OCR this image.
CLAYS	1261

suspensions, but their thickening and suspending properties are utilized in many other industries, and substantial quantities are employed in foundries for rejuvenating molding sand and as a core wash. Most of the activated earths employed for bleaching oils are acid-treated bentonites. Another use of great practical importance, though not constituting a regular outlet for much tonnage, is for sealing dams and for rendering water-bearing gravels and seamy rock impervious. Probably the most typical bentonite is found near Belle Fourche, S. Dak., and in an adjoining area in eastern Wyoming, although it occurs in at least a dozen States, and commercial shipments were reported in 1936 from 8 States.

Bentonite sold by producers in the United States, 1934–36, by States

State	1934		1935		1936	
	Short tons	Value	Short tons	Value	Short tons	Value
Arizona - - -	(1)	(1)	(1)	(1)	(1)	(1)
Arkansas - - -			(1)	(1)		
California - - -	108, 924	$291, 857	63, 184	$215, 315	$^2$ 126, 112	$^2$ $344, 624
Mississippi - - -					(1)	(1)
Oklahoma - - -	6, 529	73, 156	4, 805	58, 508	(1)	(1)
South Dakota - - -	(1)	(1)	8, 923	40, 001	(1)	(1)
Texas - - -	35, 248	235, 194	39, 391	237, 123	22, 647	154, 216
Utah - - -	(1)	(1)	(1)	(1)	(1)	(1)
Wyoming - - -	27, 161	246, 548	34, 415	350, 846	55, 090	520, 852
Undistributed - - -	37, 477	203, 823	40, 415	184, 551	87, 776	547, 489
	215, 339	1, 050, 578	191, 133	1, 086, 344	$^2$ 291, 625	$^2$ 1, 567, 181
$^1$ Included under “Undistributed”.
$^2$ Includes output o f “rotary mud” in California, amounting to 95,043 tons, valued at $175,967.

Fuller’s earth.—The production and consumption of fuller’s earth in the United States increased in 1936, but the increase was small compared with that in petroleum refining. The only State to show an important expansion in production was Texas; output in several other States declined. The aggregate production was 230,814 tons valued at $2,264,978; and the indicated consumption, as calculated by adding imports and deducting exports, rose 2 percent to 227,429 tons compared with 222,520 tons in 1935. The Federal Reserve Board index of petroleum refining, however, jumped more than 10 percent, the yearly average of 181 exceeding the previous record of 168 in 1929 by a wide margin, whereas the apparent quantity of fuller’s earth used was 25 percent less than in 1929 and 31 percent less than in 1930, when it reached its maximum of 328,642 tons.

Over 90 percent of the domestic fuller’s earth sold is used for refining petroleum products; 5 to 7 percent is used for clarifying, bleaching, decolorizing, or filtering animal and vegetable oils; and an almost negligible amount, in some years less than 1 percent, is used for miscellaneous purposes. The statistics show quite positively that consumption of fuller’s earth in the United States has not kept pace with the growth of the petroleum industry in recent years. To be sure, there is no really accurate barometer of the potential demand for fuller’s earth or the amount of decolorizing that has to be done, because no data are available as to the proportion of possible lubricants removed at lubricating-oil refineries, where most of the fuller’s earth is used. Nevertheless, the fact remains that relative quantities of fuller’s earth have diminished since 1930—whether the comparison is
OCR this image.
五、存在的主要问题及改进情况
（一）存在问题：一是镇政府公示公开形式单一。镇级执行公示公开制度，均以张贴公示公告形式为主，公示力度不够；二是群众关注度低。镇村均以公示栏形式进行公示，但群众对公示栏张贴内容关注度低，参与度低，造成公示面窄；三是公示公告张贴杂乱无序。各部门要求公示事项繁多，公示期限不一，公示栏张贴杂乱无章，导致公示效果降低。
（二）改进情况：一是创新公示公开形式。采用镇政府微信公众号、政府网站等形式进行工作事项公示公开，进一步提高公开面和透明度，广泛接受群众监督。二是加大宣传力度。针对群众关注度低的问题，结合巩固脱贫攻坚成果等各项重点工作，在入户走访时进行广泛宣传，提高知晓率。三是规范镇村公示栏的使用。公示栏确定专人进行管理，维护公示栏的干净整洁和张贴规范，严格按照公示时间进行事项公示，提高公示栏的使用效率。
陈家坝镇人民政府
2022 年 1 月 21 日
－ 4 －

▬▬▬▬▬▬

Goal:
From the listing, copy every line where the string "than" appears.

Written response:
Fuller’s earth.—The production and consumption of fuller’s earth in the United States increased in 1936, but the increase was small compared with that in petroleum refining. The only State to show an important expansion in production was Texas; output in several other States declined. The aggregate production was 230,814 tons valued at $2,264,978; and the indicated consumption, as calculated by adding imports and deducting exports, rose 2 percent to 227,429 tons compared with 222,520 tons in 1935. The Federal Reserve Board index of petroleum refining, however, jumped more than 10 percent, the yearly average of 181 exceeding the previous record of 168 in 1929 by a wide margin, whereas the apparent quantity of fuller’s earth used was 25 percent less than in 1929 and 31 percent less than in 1930, when it reached its maximum of 328,642 tons.
Over 90 percent of the domestic fuller’s earth sold is used for refining petroleum products; 5 to 7 percent is used for clarifying, bleaching, decolorizing, or filtering animal and vegetable oils; and an almost negligible amount, in some years less than 1 percent, is used for miscellaneous purposes. The statistics show quite positively that consumption of fuller’s earth in the United States has not kept pace with the growth of the petroleum industry in recent years. To be sure, there is no really accurate barometer of the potential demand for fuller’s earth or the amount of decolorizing that has to be done, because no data are available as to the proportion of possible lubricants removed at lubricating-oil refineries, where most of the fuller’s earth is used. Nevertheless, the fact remains that relative quantities of fuller’s earth have diminished since 1930—whether the comparison is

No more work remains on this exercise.